Set problem:
Repeat the data word for word. Do not include the pictures.

(Dataset rows about figures)

-------

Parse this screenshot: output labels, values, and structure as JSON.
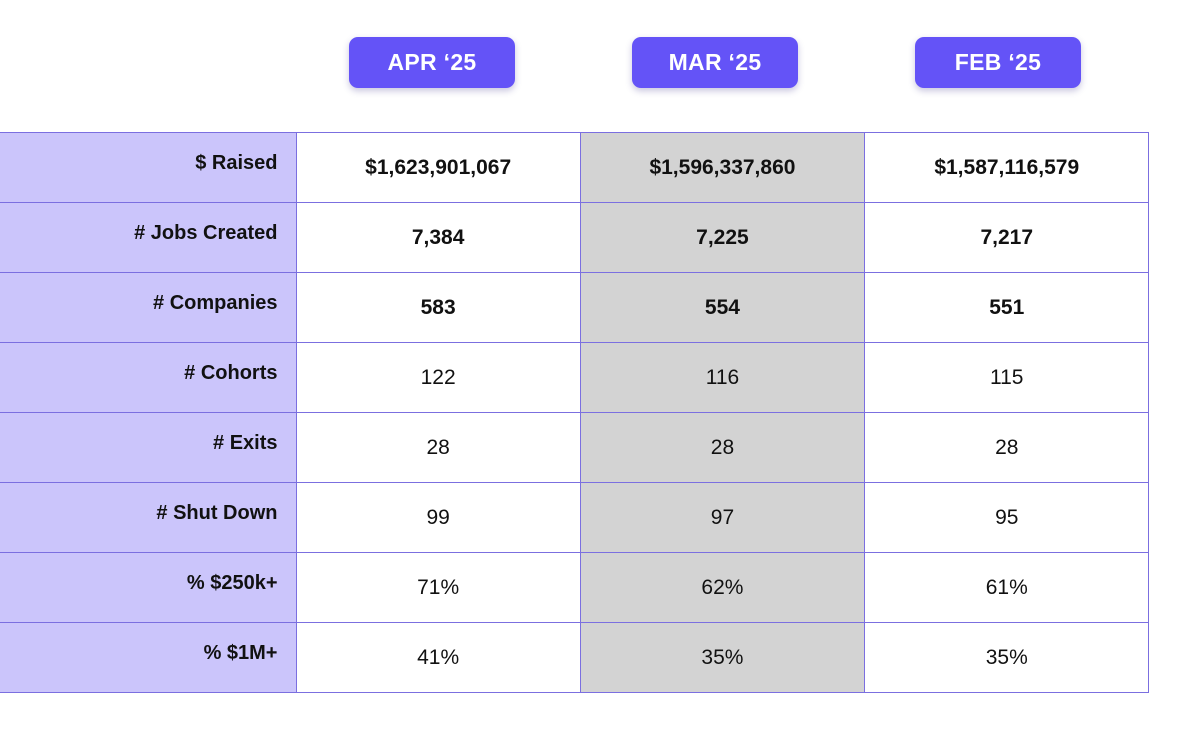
{
  "columns": [
    "APR ‘25",
    "MAR ‘25",
    "FEB ‘25"
  ],
  "rows": [
    {
      "label": "$ Raised",
      "values": [
        "$1,623,901,067",
        "$1,596,337,860",
        "$1,587,116,579"
      ],
      "bold": true
    },
    {
      "label": "# Jobs Created",
      "values": [
        "7,384",
        "7,225",
        "7,217"
      ],
      "bold": true
    },
    {
      "label": "# Companies",
      "values": [
        "583",
        "554",
        "551"
      ],
      "bold": true
    },
    {
      "label": "# Cohorts",
      "values": [
        "122",
        "116",
        "115"
      ],
      "bold": false
    },
    {
      "label": "# Exits",
      "values": [
        "28",
        "28",
        "28"
      ],
      "bold": false
    },
    {
      "label": "# Shut Down",
      "values": [
        "99",
        "97",
        "95"
      ],
      "bold": false
    },
    {
      "label": "% $250k+",
      "values": [
        "71%",
        "62%",
        "61%"
      ],
      "bold": false
    },
    {
      "label": "% $1M+",
      "values": [
        "41%",
        "35%",
        "35%"
      ],
      "bold": false
    }
  ],
  "colors": {
    "header_pill": "#6453f7",
    "label_column_bg": "#cbc5fb",
    "highlight_column_bg": "#d3d3d3",
    "grid_line": "#7b6fe0"
  }
}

-------

Full output:
Parse this screenshot: output labels, values, and structure as JSON.
{
  "columns": [
    "APR ‘25",
    "MAR ‘25",
    "FEB ‘25"
  ],
  "rows": [
    {
      "label": "$ Raised",
      "values": [
        "$1,623,901,067",
        "$1,596,337,860",
        "$1,587,116,579"
      ],
      "bold": true
    },
    {
      "label": "# Jobs Created",
      "values": [
        "7,384",
        "7,225",
        "7,217"
      ],
      "bold": true
    },
    {
      "label": "# Companies",
      "values": [
        "583",
        "554",
        "551"
      ],
      "bold": true
    },
    {
      "label": "# Cohorts",
      "values": [
        "122",
        "116",
        "115"
      ],
      "bold": false
    },
    {
      "label": "# Exits",
      "values": [
        "28",
        "28",
        "28"
      ],
      "bold": false
    },
    {
      "label": "# Shut Down",
      "values": [
        "99",
        "97",
        "95"
      ],
      "bold": false
    },
    {
      "label": "% $250k+",
      "values": [
        "71%",
        "62%",
        "61%"
      ],
      "bold": false
    },
    {
      "label": "% $1M+",
      "values": [
        "41%",
        "35%",
        "35%"
      ],
      "bold": false
    }
  ],
  "colors": {
    "header_pill": "#6453f7",
    "label_column_bg": "#cbc5fb",
    "highlight_column_bg": "#d3d3d3",
    "grid_line": "#7b6fe0"
  }
}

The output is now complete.